---------- Textauszug ----------
WAS VON DER LIEBE BLEIBT

Auf die ewige Frage, was von der Liebe bleibt, findet dieses unbefriedigende Politik-Beziehungs-Drama keine Antwort.

Ab 02. Mai 2024 im Kino

Restaurantbesitzer Yasemin (Seyneb Saleh) und Ilias (Serkan Kaya) sind seit 15 Jahren ein glückliches Paar. Auf den ersten Blick. Doch als Yasemin bei einem Anschlag getötet wird, gerät Ilyas ins Visier der Polizei. Hatte seine Frau Verbindungen zur PKK? Inmitten des Schocks und der Trauer stellt er sich die bittere Frage: Wer war Yasemin wirklich?

Schnöde Soap-Untiefen

Hier steht ein modernes türkisch-kurdisches Paar im Mittelpunkt. Wenn schon kein Yalla-Yalla oder Kopftuch, dann wenigstens jede Menge Klischees auf der deutschen Seite. Polizisten sagen zum durch und durch kartoffelten Ilias Sätze wie „Wir kennen uns in Ihrem Kulturkreis nicht aus. Bei uns macht man so was nicht“ und sollen damit für unterschwelligen Rassismus stehen. Klassischer Fall von zu viele Köche und verdorbenem Brei. Die produzierenden öffentlich-rechtlichen Sendeanstalten, gepaart mit der Kulturabteilung der Bundesregierung plus Medienboard konnten sich nicht entscheiden: Ist WAS VON DER LIEBE BLEIBT ein Politthriller? Eine Liebesgeschichte? Eine brisante Gesellschaftskritik? Oder doch nur ein „schöne Menschen in schöner Umgebung“-Film?
---------- Gespeicherte Zeilen ----------
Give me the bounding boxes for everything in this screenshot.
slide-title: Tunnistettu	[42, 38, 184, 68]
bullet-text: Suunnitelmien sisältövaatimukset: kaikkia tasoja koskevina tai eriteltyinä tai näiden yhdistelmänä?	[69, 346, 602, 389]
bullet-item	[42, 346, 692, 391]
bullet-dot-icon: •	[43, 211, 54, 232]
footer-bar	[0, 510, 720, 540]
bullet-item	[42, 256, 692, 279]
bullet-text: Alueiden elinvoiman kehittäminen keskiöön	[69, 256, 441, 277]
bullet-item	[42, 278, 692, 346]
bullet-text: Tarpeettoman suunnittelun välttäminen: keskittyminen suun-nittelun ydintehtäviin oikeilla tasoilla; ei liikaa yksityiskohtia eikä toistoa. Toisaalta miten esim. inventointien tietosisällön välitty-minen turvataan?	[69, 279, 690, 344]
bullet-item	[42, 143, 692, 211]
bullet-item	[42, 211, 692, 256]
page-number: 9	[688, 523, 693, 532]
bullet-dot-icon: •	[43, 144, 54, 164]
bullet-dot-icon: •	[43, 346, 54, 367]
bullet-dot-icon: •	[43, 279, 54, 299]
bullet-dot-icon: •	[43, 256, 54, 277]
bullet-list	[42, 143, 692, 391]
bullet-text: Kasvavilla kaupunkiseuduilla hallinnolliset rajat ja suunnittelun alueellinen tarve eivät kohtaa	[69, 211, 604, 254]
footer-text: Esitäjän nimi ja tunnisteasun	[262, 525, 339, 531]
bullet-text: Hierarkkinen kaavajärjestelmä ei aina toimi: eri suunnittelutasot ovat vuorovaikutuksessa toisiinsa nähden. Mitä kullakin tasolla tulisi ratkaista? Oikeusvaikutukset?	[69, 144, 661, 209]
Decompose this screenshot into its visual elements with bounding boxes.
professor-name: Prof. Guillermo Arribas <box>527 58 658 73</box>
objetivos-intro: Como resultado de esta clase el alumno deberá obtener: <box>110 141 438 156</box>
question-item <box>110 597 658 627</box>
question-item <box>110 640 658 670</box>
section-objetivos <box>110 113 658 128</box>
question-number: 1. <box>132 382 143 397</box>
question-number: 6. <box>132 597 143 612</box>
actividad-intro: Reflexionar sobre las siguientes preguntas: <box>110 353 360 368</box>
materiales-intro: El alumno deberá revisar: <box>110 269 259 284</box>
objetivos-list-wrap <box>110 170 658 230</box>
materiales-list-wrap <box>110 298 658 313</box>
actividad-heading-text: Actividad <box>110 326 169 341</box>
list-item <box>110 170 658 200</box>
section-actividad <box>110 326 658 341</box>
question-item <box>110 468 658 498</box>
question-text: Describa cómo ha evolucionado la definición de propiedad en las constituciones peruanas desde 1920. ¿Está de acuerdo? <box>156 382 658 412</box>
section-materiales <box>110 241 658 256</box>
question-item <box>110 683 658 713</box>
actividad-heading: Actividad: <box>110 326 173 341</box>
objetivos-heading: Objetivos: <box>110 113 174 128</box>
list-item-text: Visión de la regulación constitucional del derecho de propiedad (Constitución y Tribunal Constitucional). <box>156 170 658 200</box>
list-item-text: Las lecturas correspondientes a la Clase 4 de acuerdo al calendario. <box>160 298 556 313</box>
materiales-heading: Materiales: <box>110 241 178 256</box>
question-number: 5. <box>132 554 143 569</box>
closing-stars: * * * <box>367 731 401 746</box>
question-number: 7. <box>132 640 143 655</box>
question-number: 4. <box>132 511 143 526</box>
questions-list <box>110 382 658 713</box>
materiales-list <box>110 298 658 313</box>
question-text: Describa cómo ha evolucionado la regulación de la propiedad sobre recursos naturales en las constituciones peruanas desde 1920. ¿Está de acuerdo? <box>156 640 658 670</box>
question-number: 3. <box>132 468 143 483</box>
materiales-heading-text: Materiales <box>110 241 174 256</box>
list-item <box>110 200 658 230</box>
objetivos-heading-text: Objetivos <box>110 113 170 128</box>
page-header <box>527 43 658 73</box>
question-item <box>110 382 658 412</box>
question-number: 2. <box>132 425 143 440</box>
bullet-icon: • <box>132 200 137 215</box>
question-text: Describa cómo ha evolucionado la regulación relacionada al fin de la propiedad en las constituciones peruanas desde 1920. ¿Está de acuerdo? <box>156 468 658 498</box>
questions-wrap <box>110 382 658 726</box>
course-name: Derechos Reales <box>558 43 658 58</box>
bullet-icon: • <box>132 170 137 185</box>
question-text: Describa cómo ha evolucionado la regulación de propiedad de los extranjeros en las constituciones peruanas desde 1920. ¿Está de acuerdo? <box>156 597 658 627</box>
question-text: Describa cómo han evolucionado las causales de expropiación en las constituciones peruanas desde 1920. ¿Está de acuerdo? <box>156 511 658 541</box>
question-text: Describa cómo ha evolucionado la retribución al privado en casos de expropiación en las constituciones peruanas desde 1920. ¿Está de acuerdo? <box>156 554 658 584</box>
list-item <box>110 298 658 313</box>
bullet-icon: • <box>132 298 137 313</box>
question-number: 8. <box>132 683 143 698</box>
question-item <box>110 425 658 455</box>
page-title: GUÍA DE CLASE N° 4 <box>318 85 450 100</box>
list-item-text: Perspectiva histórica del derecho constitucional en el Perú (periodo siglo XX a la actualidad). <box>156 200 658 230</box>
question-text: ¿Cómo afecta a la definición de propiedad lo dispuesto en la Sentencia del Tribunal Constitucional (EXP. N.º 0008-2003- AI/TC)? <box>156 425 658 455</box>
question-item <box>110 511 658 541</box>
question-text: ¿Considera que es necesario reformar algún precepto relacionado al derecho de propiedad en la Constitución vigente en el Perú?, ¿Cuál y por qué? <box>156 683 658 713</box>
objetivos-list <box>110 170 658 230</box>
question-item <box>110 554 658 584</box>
----------
> **Kurzaufgabe A**
Übersetzen Sie den Satz „Hier steht ein modernes türkisch-kurdisches Paar im Mittelpunkt.“ aus der Filmkritik ins Englische.
> **Kurzaufgabe B**
Beantworten Sie anhand der Filmkritik folgende Fragen:
(i) Ab welchem Datum läuft der Film im Kino?
(ii) Seit wie vielen Jahren ist das Paar zusammen?
(iii) Wofür sollen die Polizisten mit ihren Sätzen stehen?

> **Lösung A**
A modern Turkish-Kurdish couple is at the center here.

> **Lösung B**
(i) Ab dem 02. Mai 2024.
(ii) Seit 15 Jahren.
(iii) Für unterschwelligen Rassismus.